╭─ Data excerpts

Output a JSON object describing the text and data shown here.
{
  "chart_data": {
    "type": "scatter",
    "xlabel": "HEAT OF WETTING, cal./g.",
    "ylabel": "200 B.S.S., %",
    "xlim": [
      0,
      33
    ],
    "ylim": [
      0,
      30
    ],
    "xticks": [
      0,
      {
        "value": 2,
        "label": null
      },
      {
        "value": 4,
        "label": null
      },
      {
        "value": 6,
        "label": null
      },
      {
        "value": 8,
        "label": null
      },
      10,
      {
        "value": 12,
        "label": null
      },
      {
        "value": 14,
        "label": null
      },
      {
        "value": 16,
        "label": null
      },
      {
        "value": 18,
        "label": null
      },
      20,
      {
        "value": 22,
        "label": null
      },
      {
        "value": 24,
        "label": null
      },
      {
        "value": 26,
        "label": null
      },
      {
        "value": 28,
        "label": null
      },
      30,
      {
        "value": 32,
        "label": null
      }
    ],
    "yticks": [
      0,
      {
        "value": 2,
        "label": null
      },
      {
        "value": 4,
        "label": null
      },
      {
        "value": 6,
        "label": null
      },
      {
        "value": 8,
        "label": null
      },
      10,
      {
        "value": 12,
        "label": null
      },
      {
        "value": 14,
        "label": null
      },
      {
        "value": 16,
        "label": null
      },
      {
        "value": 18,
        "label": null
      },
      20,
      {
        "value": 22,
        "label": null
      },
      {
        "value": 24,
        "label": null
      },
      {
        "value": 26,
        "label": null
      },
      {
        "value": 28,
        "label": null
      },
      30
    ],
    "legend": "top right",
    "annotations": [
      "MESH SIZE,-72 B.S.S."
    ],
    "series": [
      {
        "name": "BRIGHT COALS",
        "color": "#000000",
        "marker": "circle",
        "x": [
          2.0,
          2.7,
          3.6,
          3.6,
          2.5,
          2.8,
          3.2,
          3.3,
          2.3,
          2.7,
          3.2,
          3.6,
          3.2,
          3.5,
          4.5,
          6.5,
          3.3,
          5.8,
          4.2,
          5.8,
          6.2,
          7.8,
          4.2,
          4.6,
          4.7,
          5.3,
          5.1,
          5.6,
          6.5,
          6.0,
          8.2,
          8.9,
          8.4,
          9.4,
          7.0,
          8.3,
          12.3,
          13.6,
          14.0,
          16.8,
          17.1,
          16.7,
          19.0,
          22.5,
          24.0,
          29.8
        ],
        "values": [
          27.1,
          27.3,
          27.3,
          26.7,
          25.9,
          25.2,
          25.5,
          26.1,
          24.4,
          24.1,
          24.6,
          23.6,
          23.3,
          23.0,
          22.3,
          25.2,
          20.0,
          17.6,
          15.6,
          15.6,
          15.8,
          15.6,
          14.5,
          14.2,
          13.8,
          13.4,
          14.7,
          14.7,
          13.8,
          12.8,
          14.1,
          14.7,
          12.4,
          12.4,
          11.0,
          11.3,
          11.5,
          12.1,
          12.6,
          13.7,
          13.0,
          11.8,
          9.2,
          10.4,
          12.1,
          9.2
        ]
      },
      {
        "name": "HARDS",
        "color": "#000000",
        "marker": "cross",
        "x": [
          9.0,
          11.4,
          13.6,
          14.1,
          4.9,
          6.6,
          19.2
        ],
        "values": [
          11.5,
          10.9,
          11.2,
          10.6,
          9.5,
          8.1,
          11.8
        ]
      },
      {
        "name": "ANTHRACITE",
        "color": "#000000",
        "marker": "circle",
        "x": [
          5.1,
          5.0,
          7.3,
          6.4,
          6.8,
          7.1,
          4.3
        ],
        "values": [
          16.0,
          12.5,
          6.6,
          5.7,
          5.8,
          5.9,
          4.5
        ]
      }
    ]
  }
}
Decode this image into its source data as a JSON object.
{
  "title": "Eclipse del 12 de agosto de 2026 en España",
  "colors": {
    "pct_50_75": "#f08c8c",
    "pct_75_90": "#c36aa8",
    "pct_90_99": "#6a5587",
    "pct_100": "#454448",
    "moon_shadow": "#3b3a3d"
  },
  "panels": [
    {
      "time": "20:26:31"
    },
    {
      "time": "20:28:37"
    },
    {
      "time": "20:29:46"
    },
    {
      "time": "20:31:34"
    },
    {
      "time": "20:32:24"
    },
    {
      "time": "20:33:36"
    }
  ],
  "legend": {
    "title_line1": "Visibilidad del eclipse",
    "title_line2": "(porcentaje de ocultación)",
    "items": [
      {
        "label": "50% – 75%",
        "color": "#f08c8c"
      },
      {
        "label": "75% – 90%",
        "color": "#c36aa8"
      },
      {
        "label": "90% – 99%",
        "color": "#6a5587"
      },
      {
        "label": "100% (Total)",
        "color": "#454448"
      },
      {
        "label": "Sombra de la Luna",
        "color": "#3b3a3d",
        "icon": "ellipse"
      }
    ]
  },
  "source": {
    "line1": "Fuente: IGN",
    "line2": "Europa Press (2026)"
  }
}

╰─

## Exercise task
Extract the full listing above without alteration.

## The answer
Output a JSON object describing the text and data shown here.
{
  "chart_data": {
    "type": "scatter",
    "xlabel": "HEAT OF WETTING, cal./g.",
    "ylabel": "200 B.S.S., %",
    "xlim": [
      0,
      33
    ],
    "ylim": [
      0,
      30
    ],
    "xticks": [
      0,
      {
        "value": 2,
        "label": null
      },
      {
        "value": 4,
        "label": null
      },
      {
        "value": 6,
        "label": null
      },
      {
        "value": 8,
        "label": null
      },
      10,
      {
        "value": 12,
        "label": null
      },
      {
        "value": 14,
        "label": null
      },
      {
        "value": 16,
        "label": null
      },
      {
        "value": 18,
        "label": null
      },
      20,
      {
        "value": 22,
        "label": null
      },
      {
        "value": 24,
        "label": null
      },
      {
        "value": 26,
        "label": null
      },
      {
        "value": 28,
        "label": null
      },
      30,
      {
        "value": 32,
        "label": null
      }
    ],
    "yticks": [
      0,
      {
        "value": 2,
        "label": null
      },
      {
        "value": 4,
        "label": null
      },
      {
        "value": 6,
        "label": null
      },
      {
        "value": 8,
        "label": null
      },
      10,
      {
        "value": 12,
        "label": null
      },
      {
        "value": 14,
        "label": null
      },
      {
        "value": 16,
        "label": null
      },
      {
        "value": 18,
        "label": null
      },
      20,
      {
        "value": 22,
        "label": null
      },
      {
        "value": 24,
        "label": null
      },
      {
        "value": 26,
        "label": null
      },
      {
        "value": 28,
        "label": null
      },
      30
    ],
    "legend": "top right",
    "annotations": [
      "MESH SIZE,-72 B.S.S."
    ],
    "series": [
      {
        "name": "BRIGHT COALS",
        "color": "#000000",
        "marker": "circle",
        "x": [
          2.0,
          2.7,
          3.6,
          3.6,
          2.5,
          2.8,
          3.2,
          3.3,
          2.3,
          2.7,
          3.2,
          3.6,
          3.2,
          3.5,
          4.5,
          6.5,
          3.3,
          5.8,
          4.2,
          5.8,
          6.2,
          7.8,
          4.2,
          4.6,
          4.7,
          5.3,
          5.1,
          5.6,
          6.5,
          6.0,
          8.2,
          8.9,
          8.4,
          9.4,
          7.0,
          8.3,
          12.3,
          13.6,
          14.0,
          16.8,
          17.1,
          16.7,
          19.0,
          22.5,
          24.0,
          29.8
        ],
        "values": [
          27.1,
          27.3,
          27.3,
          26.7,
          25.9,
          25.2,
          25.5,
          26.1,
          24.4,
          24.1,
          24.6,
          23.6,
          23.3,
          23.0,
          22.3,
          25.2,
          20.0,
          17.6,
          15.6,
          15.6,
          15.8,
          15.6,
          14.5,
          14.2,
          13.8,
          13.4,
          14.7,
          14.7,
          13.8,
          12.8,
          14.1,
          14.7,
          12.4,
          12.4,
          11.0,
          11.3,
          11.5,
          12.1,
          12.6,
          13.7,
          13.0,
          11.8,
          9.2,
          10.4,
          12.1,
          9.2
        ]
      },
      {
        "name": "HARDS",
        "color": "#000000",
        "marker": "cross",
        "x": [
          9.0,
          11.4,
          13.6,
          14.1,
          4.9,
          6.6,
          19.2
        ],
        "values": [
          11.5,
          10.9,
          11.2,
          10.6,
          9.5,
          8.1,
          11.8
        ]
      },
      {
        "name": "ANTHRACITE",
        "color": "#000000",
        "marker": "circle",
        "x": [
          5.1,
          5.0,
          7.3,
          6.4,
          6.8,
          7.1,
          4.3
        ],
        "values": [
          16.0,
          12.5,
          6.6,
          5.7,
          5.8,
          5.9,
          4.5
        ]
      }
    ]
  }
}
Decode this image into its source data as a JSON object.
{
  "title": "Eclipse del 12 de agosto de 2026 en España",
  "colors": {
    "pct_50_75": "#f08c8c",
    "pct_75_90": "#c36aa8",
    "pct_90_99": "#6a5587",
    "pct_100": "#454448",
    "moon_shadow": "#3b3a3d"
  },
  "panels": [
    {
      "time": "20:26:31"
    },
    {
      "time": "20:28:37"
    },
    {
      "time": "20:29:46"
    },
    {
      "time": "20:31:34"
    },
    {
      "time": "20:32:24"
    },
    {
      "time": "20:33:36"
    }
  ],
  "legend": {
    "title_line1": "Visibilidad del eclipse",
    "title_line2": "(porcentaje de ocultación)",
    "items": [
      {
        "label": "50% – 75%",
        "color": "#f08c8c"
      },
      {
        "label": "75% – 90%",
        "color": "#c36aa8"
      },
      {
        "label": "90% – 99%",
        "color": "#6a5587"
      },
      {
        "label": "100% (Total)",
        "color": "#454448"
      },
      {
        "label": "Sombra de la Luna",
        "color": "#3b3a3d",
        "icon": "ellipse"
      }
    ]
  },
  "source": {
    "line1": "Fuente: IGN",
    "line2": "Europa Press (2026)"
  }
}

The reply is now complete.